Records that describe figures:
★ ★ ★ ★
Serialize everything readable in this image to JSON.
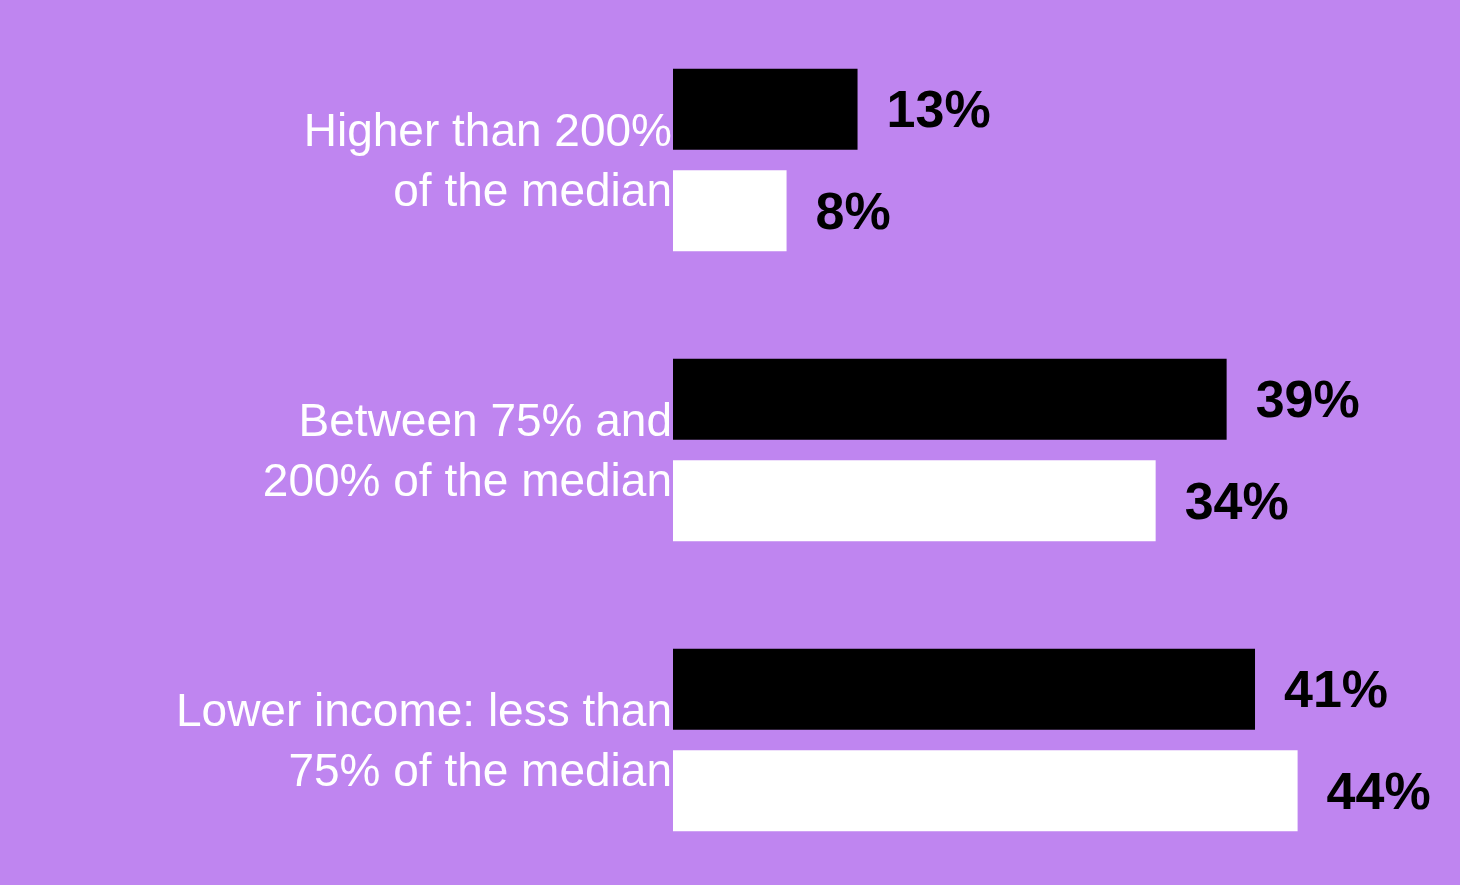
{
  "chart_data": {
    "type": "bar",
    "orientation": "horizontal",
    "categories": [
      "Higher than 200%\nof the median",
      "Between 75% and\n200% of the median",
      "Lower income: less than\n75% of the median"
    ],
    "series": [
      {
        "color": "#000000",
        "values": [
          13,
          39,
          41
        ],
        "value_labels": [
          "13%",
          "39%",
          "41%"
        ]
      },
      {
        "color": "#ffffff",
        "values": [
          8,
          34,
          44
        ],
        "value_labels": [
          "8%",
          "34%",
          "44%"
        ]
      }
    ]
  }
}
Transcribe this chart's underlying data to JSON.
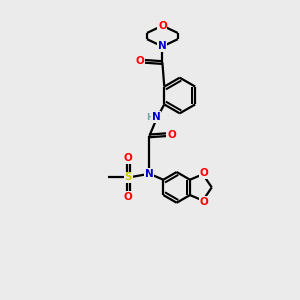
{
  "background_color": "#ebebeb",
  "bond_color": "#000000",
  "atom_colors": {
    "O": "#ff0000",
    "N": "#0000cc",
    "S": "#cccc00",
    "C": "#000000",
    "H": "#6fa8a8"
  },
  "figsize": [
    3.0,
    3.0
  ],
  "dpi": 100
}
★ ★ ★ ★
Directive —
Reproduce the listing above exactly, excluding all pictures.

Exercise solution —
Serialize everything readable in this image to JSON.
{
  "chart_data": {
    "type": "bar",
    "orientation": "horizontal",
    "categories": [
      "Higher than 200%\nof the median",
      "Between 75% and\n200% of the median",
      "Lower income: less than\n75% of the median"
    ],
    "series": [
      {
        "color": "#000000",
        "values": [
          13,
          39,
          41
        ],
        "value_labels": [
          "13%",
          "39%",
          "41%"
        ]
      },
      {
        "color": "#ffffff",
        "values": [
          8,
          34,
          44
        ],
        "value_labels": [
          "8%",
          "34%",
          "44%"
        ]
      }
    ]
  }
}
Transcribe this chart's underlying data to JSON.
{
  "background_color": "#ebebeb",
  "bond_color": "#000000",
  "atom_colors": {
    "O": "#ff0000",
    "N": "#0000cc",
    "S": "#cccc00",
    "C": "#000000",
    "H": "#6fa8a8"
  },
  "figsize": [
    3.0,
    3.0
  ],
  "dpi": 100
}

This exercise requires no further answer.